### Data for this exercise
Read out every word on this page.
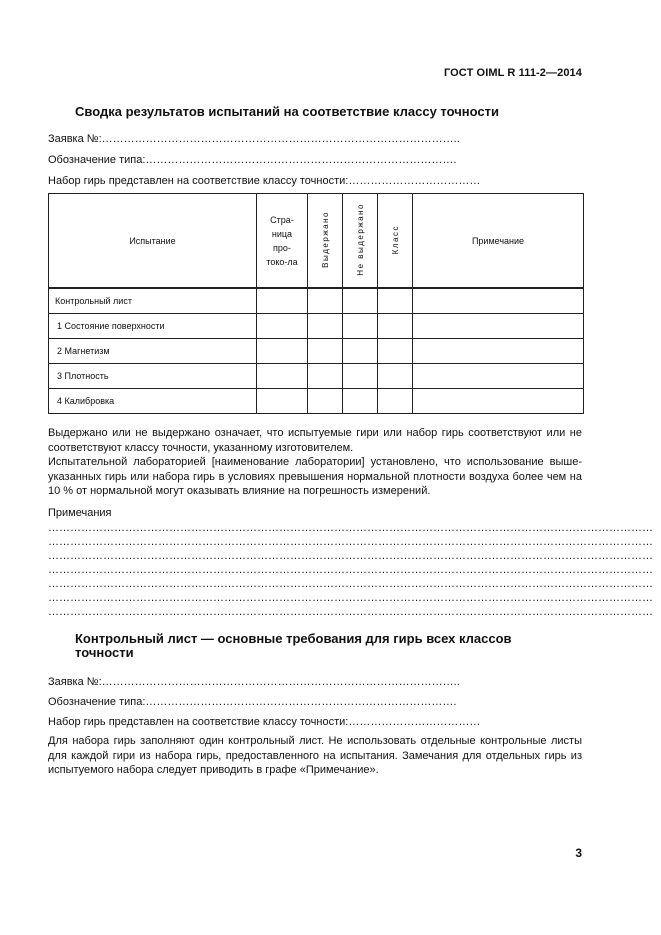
ГОСТ OIML R 111-2—2014
Сводка результатов испытаний на соответствие классу точности
Заявка №:……………………………………………………………………………………..
Обозначение типа:………………………………………………………………………….
Набор гирь представлен на соответствие классу точности:………………………………
Испытание	Стра-
ница
про-
токо-ла	Выдержано	Не выдержано	Класс	Примечание
Контрольный лист					
1 Состояние поверхности					
2 Магнетизм					
3 Плотность					
4 Калибровка					
Выдержано или не выдержано означает, что испытуемые гири или набор гирь соответствуют или не соответствуют классу точности, указанному изготовителем.
Испытательной лабораторией [наименование лаборатории] установлено, что использование выше-указанных гирь или набора гирь в условиях превышения нормальной плотности воздуха более чем на 10 % от нормальной могут оказывать влияние на погрешность измерений.
Примечания
…………………………………………………………………………………………………………………………………………………
…………………………………………………………………………………………………………………………………………………
…………………………………………………………………………………………………………………………………………………
…………………………………………………………………………………………………………………………………………………
…………………………………………………………………………………………………………………………………………………
…………………………………………………………………………………………………………………………………………………
…………………………………………………………………………………………………………………………………………………
Контрольный лист — основные требования для гирь всех классов точности
Заявка №:……………………………………………………………………………………..
Обозначение типа:………………………………………………………………………….
Набор гирь представлен на соответствие классу точности:………………………………
Для набора гирь заполняют один контрольный лист. Не использовать отдельные контрольные листы для каждой гири из набора гирь, предоставленного на испытания. Замечания для отдельных гирь из испытуемого набора следует приводить в графе «Примечание».
3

### Problem statement
Of the lines above, how many include the word "Выдержано"? Reply with the number alone.

### Written answer
2